**EXERCISE:** How many of these lines hold the string "横口村委会"? Answer with the number only.

**DATASET ENTRIES:**
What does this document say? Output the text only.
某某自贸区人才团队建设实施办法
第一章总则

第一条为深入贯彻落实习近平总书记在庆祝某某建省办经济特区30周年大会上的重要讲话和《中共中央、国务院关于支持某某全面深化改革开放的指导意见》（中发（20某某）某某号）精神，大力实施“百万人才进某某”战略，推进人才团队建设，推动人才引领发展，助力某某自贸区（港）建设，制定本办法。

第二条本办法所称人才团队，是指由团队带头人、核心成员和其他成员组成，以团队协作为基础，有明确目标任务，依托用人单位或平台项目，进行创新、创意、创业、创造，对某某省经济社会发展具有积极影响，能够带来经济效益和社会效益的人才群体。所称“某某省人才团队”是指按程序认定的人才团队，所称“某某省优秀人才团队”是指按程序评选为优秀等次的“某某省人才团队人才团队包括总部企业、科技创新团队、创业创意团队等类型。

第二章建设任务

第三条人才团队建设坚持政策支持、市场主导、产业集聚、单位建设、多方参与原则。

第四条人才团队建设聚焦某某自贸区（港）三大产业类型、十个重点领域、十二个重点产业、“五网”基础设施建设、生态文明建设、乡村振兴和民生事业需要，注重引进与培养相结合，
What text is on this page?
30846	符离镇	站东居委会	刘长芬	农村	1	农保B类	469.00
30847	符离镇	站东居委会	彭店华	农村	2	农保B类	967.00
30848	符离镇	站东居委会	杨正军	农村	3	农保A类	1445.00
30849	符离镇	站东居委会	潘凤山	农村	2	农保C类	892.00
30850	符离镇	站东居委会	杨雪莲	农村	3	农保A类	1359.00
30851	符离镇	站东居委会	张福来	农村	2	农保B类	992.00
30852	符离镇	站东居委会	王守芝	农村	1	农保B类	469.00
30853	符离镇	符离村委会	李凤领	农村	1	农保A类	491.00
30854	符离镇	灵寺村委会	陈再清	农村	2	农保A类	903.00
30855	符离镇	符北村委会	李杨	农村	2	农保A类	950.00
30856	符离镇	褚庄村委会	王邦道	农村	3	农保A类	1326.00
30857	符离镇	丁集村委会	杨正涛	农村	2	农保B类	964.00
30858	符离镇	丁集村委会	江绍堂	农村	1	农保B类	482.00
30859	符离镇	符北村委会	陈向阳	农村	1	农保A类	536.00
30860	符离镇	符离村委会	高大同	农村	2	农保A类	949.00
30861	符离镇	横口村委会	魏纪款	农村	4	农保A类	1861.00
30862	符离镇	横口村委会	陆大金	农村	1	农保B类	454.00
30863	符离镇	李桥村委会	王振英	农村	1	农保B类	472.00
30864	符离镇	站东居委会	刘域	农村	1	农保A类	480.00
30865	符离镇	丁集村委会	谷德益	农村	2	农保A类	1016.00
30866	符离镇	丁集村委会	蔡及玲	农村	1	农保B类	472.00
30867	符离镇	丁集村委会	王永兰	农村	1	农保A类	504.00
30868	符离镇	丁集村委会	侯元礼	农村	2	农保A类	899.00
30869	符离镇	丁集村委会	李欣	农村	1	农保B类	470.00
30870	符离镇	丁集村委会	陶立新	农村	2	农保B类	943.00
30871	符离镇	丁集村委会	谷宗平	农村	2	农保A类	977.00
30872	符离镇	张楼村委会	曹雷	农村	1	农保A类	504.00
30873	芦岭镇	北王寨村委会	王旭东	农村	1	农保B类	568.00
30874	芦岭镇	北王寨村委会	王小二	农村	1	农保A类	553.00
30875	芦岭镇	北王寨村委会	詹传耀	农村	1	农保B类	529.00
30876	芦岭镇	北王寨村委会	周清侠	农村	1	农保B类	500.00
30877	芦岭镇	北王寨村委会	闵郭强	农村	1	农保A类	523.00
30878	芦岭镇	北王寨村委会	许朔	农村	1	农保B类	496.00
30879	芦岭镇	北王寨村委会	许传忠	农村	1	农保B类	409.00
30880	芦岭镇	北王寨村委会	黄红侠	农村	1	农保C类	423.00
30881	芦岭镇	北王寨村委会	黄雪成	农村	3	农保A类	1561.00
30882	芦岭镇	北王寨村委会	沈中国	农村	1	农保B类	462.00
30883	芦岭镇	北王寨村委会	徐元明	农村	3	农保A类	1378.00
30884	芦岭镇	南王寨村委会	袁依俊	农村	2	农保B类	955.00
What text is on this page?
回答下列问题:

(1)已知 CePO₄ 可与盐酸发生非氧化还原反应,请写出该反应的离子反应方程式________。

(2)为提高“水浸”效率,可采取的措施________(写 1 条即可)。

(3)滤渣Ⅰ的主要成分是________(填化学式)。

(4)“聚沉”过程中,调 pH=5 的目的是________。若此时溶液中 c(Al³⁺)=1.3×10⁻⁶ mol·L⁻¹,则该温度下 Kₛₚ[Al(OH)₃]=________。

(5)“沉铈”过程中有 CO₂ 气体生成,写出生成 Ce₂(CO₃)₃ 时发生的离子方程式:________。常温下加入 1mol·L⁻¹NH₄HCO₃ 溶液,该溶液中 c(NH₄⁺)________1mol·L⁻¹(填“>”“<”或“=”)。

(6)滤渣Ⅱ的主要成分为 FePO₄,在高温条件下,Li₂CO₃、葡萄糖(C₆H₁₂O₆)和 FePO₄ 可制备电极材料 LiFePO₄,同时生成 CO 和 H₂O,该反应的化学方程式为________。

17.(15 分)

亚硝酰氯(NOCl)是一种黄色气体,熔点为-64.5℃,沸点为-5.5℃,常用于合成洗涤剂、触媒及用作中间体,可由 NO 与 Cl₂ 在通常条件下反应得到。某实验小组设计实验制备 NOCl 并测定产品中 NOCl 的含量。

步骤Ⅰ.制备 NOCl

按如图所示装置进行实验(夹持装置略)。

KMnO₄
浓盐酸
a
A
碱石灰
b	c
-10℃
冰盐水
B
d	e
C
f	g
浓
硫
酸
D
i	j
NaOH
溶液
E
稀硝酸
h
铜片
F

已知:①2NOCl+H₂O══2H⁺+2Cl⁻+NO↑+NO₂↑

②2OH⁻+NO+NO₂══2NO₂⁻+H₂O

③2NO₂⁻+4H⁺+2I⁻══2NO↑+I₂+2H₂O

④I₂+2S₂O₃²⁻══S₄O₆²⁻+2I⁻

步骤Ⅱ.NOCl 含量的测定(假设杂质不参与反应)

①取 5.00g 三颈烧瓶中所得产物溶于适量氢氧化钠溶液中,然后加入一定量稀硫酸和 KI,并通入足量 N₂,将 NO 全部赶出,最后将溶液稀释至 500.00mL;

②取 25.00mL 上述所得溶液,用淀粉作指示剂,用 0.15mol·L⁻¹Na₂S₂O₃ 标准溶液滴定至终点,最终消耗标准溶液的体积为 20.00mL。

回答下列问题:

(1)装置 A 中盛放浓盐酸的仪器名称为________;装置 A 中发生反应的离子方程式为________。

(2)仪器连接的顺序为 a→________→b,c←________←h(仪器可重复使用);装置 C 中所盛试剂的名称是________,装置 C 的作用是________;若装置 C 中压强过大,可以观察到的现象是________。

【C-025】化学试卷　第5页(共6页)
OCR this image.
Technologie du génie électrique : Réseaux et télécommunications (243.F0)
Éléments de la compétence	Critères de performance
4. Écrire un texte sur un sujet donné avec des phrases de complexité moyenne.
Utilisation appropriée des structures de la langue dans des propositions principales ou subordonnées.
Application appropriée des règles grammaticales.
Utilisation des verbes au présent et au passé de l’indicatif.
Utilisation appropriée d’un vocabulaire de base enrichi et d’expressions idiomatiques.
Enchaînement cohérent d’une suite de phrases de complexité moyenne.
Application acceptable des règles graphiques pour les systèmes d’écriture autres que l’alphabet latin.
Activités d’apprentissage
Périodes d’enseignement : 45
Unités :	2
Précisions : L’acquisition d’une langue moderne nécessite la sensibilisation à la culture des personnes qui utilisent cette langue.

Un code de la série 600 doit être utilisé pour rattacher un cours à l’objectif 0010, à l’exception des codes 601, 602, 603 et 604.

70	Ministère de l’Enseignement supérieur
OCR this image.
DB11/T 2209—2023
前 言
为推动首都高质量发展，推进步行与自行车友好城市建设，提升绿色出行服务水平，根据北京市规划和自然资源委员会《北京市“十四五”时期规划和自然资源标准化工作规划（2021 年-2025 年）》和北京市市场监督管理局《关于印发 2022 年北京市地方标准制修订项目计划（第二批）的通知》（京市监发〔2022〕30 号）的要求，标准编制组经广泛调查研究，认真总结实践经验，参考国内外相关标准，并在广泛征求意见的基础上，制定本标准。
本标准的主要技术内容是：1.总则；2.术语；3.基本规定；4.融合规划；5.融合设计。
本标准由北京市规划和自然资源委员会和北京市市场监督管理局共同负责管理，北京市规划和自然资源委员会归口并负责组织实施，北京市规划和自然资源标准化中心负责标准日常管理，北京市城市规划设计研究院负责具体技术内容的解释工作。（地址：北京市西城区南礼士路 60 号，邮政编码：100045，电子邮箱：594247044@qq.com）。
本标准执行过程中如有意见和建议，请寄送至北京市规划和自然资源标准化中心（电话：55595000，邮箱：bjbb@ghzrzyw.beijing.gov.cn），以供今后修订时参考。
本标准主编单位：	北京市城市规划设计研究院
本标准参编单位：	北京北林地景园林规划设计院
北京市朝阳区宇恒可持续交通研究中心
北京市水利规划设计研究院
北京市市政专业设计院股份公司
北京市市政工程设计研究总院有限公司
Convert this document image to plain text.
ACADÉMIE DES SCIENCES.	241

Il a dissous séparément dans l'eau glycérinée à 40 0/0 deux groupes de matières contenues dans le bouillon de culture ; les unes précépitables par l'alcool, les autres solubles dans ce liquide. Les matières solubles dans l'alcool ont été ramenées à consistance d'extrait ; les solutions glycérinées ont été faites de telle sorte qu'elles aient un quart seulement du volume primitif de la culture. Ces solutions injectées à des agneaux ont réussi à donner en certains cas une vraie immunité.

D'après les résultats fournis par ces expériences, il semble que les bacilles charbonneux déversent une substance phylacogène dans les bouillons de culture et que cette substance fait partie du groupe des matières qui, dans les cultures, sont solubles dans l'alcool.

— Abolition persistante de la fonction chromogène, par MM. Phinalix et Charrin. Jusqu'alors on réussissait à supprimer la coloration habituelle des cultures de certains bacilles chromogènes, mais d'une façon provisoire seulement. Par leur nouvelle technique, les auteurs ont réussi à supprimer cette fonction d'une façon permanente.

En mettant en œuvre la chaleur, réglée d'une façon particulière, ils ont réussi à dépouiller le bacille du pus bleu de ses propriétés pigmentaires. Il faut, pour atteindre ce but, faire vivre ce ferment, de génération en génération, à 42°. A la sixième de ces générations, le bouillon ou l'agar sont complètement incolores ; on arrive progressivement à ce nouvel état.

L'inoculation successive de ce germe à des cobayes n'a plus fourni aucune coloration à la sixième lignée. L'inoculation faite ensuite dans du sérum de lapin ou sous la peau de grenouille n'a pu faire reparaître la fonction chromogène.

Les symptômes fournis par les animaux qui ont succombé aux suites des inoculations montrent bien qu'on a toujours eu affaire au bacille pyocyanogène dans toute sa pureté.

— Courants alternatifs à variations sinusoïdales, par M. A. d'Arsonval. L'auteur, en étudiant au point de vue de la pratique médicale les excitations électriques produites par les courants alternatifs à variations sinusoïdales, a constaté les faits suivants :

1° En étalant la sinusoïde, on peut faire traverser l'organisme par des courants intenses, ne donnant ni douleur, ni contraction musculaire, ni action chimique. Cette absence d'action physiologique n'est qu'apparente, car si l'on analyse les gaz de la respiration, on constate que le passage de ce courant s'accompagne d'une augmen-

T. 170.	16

**TASK RESPONSE:** 2